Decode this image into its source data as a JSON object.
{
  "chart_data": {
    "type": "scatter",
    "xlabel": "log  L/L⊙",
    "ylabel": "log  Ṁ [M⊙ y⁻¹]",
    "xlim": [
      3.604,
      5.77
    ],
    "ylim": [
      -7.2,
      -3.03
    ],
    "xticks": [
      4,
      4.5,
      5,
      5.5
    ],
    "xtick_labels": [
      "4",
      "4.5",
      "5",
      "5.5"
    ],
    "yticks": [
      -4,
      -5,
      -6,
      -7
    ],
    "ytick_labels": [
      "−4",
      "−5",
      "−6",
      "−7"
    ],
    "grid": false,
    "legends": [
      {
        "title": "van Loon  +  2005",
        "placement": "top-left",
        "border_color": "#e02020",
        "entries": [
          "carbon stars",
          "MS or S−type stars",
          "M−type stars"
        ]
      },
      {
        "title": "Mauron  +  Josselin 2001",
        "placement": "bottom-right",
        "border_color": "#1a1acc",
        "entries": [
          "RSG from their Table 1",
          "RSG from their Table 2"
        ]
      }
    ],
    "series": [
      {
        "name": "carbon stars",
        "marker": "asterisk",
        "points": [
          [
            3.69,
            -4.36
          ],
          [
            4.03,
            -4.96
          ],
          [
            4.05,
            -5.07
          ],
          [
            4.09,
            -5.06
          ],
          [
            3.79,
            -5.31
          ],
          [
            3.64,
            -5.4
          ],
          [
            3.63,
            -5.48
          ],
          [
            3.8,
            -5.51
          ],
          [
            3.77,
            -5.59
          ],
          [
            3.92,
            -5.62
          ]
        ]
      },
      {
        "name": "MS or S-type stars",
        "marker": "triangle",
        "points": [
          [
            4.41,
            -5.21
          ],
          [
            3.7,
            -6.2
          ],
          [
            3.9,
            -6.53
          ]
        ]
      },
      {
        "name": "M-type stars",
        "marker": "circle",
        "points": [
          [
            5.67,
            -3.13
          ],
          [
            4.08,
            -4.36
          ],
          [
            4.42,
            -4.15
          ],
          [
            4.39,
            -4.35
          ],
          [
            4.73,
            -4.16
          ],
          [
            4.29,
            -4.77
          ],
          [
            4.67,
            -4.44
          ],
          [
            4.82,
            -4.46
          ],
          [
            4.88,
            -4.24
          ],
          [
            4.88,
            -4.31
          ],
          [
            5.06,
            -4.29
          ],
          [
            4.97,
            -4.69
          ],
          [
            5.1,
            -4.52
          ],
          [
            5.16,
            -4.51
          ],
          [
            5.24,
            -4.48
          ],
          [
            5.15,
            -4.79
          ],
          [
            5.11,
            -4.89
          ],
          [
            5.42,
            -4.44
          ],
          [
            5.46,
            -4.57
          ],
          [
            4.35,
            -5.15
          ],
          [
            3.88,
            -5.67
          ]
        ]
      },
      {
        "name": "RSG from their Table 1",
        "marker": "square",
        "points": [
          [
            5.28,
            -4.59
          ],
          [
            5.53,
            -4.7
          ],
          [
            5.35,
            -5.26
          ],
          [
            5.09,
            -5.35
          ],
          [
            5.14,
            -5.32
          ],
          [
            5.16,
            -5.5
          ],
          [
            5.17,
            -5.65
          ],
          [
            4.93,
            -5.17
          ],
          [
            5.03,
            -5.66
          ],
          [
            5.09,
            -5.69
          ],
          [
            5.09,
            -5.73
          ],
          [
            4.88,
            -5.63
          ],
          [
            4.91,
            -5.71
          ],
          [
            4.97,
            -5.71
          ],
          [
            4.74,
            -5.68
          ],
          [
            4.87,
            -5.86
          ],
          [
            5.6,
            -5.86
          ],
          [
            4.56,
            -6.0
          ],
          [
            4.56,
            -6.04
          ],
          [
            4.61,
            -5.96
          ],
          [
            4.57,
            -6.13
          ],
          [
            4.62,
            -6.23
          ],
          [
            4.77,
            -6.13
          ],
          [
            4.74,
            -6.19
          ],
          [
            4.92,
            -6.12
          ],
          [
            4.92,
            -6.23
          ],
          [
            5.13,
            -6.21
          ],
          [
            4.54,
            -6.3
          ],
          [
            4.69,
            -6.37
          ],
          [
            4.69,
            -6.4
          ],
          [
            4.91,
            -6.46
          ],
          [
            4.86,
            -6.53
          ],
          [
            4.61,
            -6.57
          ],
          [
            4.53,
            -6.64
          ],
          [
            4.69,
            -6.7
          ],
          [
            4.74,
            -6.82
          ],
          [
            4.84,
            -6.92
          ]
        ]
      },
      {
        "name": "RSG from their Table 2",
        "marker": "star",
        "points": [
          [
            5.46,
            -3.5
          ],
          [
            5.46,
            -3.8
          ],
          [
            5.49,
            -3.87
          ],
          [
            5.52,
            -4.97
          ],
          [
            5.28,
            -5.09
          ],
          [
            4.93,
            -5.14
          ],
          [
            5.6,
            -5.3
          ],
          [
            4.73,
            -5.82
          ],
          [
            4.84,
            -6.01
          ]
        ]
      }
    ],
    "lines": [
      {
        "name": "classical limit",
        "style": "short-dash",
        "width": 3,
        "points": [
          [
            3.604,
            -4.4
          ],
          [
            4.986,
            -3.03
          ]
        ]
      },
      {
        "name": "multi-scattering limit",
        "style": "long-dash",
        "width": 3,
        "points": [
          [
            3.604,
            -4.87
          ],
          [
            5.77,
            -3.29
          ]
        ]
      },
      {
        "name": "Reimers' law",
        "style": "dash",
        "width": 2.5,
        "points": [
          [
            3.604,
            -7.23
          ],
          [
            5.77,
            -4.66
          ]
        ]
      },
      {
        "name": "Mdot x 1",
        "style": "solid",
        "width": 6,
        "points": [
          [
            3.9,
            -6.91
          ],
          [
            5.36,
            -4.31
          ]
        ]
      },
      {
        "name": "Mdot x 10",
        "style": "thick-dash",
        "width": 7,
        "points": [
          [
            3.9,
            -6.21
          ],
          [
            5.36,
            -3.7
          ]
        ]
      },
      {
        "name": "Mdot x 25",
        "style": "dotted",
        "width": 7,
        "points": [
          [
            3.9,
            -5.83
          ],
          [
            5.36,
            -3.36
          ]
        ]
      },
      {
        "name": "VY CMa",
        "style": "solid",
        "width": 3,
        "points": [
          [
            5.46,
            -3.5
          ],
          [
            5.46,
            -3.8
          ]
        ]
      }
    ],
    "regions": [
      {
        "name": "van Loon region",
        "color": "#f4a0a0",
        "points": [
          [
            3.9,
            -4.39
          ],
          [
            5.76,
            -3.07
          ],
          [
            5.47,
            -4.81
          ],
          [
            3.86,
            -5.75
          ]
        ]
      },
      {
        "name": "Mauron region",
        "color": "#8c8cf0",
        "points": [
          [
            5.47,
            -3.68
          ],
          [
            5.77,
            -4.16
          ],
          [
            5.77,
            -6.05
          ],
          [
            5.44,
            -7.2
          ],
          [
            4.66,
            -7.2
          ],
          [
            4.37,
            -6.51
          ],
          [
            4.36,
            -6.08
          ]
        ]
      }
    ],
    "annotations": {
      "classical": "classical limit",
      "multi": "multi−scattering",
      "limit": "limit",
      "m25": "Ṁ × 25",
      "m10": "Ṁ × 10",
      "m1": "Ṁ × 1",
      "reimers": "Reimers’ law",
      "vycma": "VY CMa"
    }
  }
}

=-=-=-=-=

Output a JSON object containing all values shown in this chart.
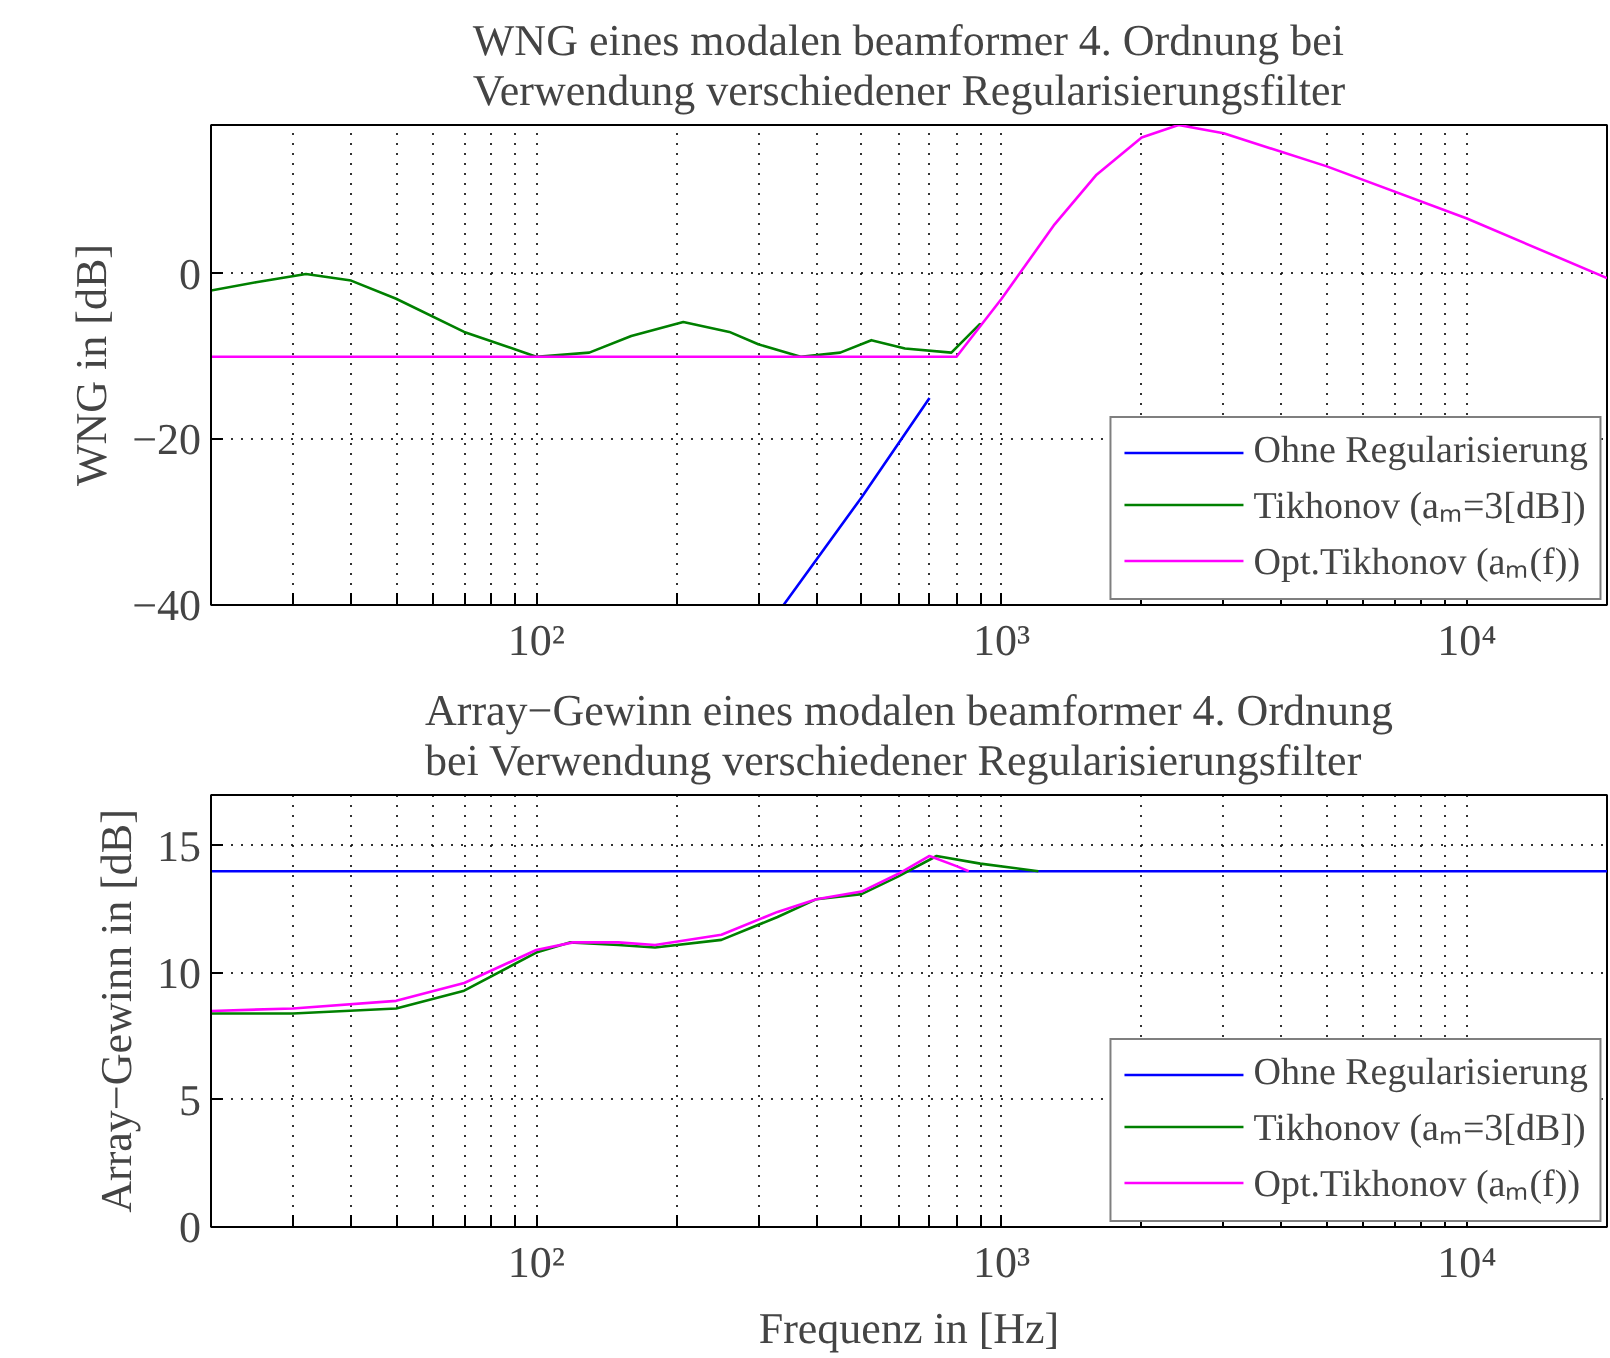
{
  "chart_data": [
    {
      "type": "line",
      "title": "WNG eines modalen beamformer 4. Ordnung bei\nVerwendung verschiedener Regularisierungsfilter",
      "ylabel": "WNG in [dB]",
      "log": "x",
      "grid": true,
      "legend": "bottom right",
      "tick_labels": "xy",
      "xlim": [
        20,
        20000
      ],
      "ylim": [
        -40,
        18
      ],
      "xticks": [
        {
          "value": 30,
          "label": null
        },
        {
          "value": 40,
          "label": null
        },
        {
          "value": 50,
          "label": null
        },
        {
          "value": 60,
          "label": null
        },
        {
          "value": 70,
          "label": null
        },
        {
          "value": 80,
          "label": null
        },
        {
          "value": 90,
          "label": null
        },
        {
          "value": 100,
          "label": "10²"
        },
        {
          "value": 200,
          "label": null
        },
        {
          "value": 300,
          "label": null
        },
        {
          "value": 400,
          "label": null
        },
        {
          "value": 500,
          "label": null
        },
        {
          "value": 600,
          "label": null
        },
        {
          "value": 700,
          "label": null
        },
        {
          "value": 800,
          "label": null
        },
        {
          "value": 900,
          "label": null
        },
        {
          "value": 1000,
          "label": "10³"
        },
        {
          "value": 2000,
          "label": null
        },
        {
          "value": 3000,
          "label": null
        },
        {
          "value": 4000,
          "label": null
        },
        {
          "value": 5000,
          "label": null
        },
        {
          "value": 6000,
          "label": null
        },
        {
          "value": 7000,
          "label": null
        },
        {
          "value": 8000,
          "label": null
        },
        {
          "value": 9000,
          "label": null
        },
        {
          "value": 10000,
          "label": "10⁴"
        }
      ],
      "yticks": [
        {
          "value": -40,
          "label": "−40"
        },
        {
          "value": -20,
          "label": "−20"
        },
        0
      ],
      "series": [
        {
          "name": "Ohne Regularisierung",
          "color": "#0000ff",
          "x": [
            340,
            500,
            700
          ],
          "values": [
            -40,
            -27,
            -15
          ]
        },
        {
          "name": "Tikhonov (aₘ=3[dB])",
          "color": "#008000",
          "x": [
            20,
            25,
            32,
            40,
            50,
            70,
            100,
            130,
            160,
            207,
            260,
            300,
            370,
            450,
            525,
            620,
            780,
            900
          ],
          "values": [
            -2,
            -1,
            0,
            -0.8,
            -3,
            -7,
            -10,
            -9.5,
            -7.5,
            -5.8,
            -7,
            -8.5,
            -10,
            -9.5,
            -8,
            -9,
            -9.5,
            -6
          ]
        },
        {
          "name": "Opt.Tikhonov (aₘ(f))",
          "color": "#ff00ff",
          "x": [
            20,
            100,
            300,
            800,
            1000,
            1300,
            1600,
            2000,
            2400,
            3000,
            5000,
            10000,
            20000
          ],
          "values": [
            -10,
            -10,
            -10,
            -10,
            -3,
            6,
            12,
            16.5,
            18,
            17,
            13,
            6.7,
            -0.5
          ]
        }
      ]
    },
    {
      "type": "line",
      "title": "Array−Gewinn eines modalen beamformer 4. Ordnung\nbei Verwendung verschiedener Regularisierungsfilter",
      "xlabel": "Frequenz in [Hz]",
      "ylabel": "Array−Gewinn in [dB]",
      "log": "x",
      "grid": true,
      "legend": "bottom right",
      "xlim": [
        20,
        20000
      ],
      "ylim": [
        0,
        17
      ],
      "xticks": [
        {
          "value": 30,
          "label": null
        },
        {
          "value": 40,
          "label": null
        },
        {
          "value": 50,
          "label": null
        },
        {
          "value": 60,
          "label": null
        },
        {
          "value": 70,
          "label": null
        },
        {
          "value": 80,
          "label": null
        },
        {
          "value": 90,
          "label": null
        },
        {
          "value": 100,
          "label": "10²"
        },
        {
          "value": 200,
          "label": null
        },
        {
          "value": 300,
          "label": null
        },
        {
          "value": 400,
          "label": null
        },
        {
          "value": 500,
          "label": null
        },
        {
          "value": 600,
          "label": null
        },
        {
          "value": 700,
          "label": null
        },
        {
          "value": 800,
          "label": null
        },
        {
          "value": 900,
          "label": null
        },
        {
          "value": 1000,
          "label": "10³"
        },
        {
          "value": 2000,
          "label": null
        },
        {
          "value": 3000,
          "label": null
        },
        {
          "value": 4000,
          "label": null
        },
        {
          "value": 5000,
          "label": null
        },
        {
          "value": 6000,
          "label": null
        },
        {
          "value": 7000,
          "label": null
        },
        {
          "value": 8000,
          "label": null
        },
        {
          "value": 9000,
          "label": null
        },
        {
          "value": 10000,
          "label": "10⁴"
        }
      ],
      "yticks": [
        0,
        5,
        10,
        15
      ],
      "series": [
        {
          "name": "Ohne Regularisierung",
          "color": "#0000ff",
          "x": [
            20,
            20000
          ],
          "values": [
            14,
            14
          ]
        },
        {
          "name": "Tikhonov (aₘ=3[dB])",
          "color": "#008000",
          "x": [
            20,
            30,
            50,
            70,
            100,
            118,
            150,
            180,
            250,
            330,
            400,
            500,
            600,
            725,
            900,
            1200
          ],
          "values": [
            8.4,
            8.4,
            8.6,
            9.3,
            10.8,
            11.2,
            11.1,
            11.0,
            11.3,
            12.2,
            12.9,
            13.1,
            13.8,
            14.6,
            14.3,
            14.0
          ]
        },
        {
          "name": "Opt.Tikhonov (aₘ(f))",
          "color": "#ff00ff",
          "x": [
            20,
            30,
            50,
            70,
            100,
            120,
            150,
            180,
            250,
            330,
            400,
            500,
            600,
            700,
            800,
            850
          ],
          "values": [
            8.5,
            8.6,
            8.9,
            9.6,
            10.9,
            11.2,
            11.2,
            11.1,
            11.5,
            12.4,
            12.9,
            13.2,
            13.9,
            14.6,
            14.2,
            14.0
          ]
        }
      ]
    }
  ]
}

=-=-=-=-=

__Brief__
In the data above, how many lines contain the string "style"? Answer with the number only.

__Answer for this exercise__
7